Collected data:
[start]

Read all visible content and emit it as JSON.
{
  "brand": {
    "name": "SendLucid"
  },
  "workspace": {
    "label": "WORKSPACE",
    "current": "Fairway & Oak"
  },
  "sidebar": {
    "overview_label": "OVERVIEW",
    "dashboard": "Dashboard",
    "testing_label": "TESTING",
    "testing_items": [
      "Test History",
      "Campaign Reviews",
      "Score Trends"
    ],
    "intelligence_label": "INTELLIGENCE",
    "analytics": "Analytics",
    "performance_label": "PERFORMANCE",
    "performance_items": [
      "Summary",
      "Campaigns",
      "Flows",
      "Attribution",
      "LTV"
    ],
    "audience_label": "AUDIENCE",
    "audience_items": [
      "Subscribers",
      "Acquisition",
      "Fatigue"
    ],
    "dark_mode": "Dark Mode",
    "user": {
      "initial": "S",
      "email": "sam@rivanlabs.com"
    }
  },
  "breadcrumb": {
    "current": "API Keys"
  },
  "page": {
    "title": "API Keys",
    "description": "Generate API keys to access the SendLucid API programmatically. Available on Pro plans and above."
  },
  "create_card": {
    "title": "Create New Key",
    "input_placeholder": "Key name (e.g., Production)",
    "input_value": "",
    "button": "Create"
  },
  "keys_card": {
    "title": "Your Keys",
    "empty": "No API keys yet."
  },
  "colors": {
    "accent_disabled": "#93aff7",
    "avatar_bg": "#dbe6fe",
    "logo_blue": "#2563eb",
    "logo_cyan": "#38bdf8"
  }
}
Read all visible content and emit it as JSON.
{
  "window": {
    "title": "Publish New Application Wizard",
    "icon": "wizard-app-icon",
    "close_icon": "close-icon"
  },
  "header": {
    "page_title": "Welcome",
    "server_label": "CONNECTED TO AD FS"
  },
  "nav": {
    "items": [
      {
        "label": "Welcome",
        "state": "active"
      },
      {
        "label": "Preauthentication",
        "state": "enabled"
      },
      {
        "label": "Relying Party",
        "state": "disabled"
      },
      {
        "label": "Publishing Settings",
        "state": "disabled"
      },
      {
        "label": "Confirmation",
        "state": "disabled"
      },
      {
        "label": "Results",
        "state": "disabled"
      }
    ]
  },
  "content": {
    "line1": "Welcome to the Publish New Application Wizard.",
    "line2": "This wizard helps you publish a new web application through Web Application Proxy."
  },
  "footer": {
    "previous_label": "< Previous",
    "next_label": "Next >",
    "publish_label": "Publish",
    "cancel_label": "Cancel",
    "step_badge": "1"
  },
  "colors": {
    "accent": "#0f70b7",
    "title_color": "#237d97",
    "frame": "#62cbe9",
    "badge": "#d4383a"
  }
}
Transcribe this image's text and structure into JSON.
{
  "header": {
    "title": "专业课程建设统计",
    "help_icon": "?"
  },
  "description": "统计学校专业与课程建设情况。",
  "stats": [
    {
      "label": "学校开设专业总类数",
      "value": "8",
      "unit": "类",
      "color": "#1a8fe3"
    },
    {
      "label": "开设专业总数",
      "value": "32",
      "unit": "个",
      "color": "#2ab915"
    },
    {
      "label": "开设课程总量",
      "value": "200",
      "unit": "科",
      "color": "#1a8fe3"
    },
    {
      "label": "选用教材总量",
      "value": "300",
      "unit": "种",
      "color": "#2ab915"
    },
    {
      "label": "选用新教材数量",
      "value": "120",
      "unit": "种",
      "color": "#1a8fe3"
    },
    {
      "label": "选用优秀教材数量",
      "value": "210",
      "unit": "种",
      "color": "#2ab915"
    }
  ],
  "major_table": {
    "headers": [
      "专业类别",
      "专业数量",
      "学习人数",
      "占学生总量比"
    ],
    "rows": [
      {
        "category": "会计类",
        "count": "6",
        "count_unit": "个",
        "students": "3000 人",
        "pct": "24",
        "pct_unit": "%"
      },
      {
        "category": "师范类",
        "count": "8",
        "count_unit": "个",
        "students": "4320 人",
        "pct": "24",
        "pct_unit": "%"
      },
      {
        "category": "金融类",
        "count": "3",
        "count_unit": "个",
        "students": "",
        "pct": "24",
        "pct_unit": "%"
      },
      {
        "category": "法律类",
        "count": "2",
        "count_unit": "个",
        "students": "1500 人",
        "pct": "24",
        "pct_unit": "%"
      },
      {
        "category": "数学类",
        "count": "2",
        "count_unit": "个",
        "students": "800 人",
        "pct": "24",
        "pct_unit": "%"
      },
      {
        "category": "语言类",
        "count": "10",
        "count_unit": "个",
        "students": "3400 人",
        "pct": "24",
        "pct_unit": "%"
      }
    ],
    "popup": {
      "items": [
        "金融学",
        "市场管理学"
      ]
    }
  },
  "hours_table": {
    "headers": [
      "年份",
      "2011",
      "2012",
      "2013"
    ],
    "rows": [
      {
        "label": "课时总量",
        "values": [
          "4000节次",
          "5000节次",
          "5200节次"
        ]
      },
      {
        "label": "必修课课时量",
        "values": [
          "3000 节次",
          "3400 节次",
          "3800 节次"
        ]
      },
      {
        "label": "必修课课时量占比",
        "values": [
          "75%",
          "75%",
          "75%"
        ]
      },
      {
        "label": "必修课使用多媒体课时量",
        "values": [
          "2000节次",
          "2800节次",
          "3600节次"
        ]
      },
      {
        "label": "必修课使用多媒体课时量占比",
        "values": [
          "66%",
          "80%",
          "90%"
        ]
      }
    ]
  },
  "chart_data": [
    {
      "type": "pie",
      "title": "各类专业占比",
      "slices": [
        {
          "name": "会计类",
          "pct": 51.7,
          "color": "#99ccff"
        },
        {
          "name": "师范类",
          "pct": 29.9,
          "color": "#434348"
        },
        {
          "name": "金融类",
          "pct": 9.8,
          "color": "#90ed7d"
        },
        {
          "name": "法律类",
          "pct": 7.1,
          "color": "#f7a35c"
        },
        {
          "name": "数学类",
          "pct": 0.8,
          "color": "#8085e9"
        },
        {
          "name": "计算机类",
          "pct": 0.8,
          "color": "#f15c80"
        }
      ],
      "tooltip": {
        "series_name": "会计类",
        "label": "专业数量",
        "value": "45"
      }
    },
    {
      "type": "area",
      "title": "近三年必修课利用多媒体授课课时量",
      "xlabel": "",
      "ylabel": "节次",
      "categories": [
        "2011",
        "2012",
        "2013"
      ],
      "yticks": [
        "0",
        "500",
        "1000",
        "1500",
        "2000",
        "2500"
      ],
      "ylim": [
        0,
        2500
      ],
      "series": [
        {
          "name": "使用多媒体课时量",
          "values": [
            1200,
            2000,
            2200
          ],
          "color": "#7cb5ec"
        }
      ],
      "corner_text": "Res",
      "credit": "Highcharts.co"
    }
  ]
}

[end]

- Exercise details: The lines to collect are those holding the string "students"; copy them all.

- Task solution:
        "students": "3000 人",
        "students": "4320 人",
        "students": "",
        "students": "1500 人",
        "students": "800 人",
        "students": "3400 人",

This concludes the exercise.